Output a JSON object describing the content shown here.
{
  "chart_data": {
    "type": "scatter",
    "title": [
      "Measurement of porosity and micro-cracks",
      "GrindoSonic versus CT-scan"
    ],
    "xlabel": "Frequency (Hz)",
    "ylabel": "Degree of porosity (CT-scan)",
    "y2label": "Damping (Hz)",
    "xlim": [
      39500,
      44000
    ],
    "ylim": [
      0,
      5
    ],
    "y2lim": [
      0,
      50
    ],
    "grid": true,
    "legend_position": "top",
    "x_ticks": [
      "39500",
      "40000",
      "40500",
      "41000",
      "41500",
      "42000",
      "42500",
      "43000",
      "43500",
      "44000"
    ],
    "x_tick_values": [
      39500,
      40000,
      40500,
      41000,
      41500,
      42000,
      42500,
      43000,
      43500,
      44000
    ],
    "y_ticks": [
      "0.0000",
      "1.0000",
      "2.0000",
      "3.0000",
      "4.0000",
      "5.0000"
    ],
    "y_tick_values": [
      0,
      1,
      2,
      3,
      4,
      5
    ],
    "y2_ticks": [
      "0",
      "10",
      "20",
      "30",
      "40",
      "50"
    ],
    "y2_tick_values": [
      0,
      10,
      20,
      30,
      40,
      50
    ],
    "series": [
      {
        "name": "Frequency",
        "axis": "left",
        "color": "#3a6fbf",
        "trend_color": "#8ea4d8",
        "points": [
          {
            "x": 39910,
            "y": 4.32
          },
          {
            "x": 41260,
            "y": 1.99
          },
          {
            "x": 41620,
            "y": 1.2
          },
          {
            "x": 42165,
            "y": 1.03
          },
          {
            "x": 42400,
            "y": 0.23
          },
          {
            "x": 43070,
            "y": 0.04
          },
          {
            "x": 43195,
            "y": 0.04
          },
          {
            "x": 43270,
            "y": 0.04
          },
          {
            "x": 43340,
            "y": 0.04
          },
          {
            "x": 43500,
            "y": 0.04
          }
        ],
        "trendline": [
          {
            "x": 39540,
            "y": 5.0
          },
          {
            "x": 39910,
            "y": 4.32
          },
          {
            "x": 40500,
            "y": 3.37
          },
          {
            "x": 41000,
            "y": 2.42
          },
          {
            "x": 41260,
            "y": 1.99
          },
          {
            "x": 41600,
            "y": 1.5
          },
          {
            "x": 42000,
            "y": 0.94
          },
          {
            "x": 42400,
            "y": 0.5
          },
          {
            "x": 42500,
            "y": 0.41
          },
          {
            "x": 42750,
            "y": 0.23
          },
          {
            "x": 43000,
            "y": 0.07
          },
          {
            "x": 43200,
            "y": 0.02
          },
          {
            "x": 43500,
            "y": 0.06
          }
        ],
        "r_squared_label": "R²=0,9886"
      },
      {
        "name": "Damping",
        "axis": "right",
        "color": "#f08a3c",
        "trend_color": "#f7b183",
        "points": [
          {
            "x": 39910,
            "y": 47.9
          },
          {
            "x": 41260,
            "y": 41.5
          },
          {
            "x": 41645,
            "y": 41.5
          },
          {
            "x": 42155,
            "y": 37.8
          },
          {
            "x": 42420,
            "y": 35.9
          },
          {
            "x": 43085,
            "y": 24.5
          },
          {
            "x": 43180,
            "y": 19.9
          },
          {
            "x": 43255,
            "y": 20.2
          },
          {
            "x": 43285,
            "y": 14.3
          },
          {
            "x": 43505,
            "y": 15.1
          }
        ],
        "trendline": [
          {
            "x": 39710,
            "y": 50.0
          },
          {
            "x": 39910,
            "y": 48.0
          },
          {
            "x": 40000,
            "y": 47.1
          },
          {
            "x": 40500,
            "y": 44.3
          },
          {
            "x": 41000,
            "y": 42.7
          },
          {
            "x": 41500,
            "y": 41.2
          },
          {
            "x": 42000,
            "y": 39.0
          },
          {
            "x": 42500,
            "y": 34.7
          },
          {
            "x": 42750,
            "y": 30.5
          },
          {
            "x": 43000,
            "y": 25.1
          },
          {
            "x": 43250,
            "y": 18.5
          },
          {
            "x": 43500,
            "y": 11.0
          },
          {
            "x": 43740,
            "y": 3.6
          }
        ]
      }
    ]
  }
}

_ _ _

Make an exact copy of the data above.

Output a JSON object describing the content shown here.
{
  "chart_data": {
    "type": "scatter",
    "title": [
      "Measurement of porosity and micro-cracks",
      "GrindoSonic versus CT-scan"
    ],
    "xlabel": "Frequency (Hz)",
    "ylabel": "Degree of porosity (CT-scan)",
    "y2label": "Damping (Hz)",
    "xlim": [
      39500,
      44000
    ],
    "ylim": [
      0,
      5
    ],
    "y2lim": [
      0,
      50
    ],
    "grid": true,
    "legend_position": "top",
    "x_ticks": [
      "39500",
      "40000",
      "40500",
      "41000",
      "41500",
      "42000",
      "42500",
      "43000",
      "43500",
      "44000"
    ],
    "x_tick_values": [
      39500,
      40000,
      40500,
      41000,
      41500,
      42000,
      42500,
      43000,
      43500,
      44000
    ],
    "y_ticks": [
      "0.0000",
      "1.0000",
      "2.0000",
      "3.0000",
      "4.0000",
      "5.0000"
    ],
    "y_tick_values": [
      0,
      1,
      2,
      3,
      4,
      5
    ],
    "y2_ticks": [
      "0",
      "10",
      "20",
      "30",
      "40",
      "50"
    ],
    "y2_tick_values": [
      0,
      10,
      20,
      30,
      40,
      50
    ],
    "series": [
      {
        "name": "Frequency",
        "axis": "left",
        "color": "#3a6fbf",
        "trend_color": "#8ea4d8",
        "points": [
          {
            "x": 39910,
            "y": 4.32
          },
          {
            "x": 41260,
            "y": 1.99
          },
          {
            "x": 41620,
            "y": 1.2
          },
          {
            "x": 42165,
            "y": 1.03
          },
          {
            "x": 42400,
            "y": 0.23
          },
          {
            "x": 43070,
            "y": 0.04
          },
          {
            "x": 43195,
            "y": 0.04
          },
          {
            "x": 43270,
            "y": 0.04
          },
          {
            "x": 43340,
            "y": 0.04
          },
          {
            "x": 43500,
            "y": 0.04
          }
        ],
        "trendline": [
          {
            "x": 39540,
            "y": 5.0
          },
          {
            "x": 39910,
            "y": 4.32
          },
          {
            "x": 40500,
            "y": 3.37
          },
          {
            "x": 41000,
            "y": 2.42
          },
          {
            "x": 41260,
            "y": 1.99
          },
          {
            "x": 41600,
            "y": 1.5
          },
          {
            "x": 42000,
            "y": 0.94
          },
          {
            "x": 42400,
            "y": 0.5
          },
          {
            "x": 42500,
            "y": 0.41
          },
          {
            "x": 42750,
            "y": 0.23
          },
          {
            "x": 43000,
            "y": 0.07
          },
          {
            "x": 43200,
            "y": 0.02
          },
          {
            "x": 43500,
            "y": 0.06
          }
        ],
        "r_squared_label": "R²=0,9886"
      },
      {
        "name": "Damping",
        "axis": "right",
        "color": "#f08a3c",
        "trend_color": "#f7b183",
        "points": [
          {
            "x": 39910,
            "y": 47.9
          },
          {
            "x": 41260,
            "y": 41.5
          },
          {
            "x": 41645,
            "y": 41.5
          },
          {
            "x": 42155,
            "y": 37.8
          },
          {
            "x": 42420,
            "y": 35.9
          },
          {
            "x": 43085,
            "y": 24.5
          },
          {
            "x": 43180,
            "y": 19.9
          },
          {
            "x": 43255,
            "y": 20.2
          },
          {
            "x": 43285,
            "y": 14.3
          },
          {
            "x": 43505,
            "y": 15.1
          }
        ],
        "trendline": [
          {
            "x": 39710,
            "y": 50.0
          },
          {
            "x": 39910,
            "y": 48.0
          },
          {
            "x": 40000,
            "y": 47.1
          },
          {
            "x": 40500,
            "y": 44.3
          },
          {
            "x": 41000,
            "y": 42.7
          },
          {
            "x": 41500,
            "y": 41.2
          },
          {
            "x": 42000,
            "y": 39.0
          },
          {
            "x": 42500,
            "y": 34.7
          },
          {
            "x": 42750,
            "y": 30.5
          },
          {
            "x": 43000,
            "y": 25.1
          },
          {
            "x": 43250,
            "y": 18.5
          },
          {
            "x": 43500,
            "y": 11.0
          },
          {
            "x": 43740,
            "y": 3.6
          }
        ]
      }
    ]
  }
}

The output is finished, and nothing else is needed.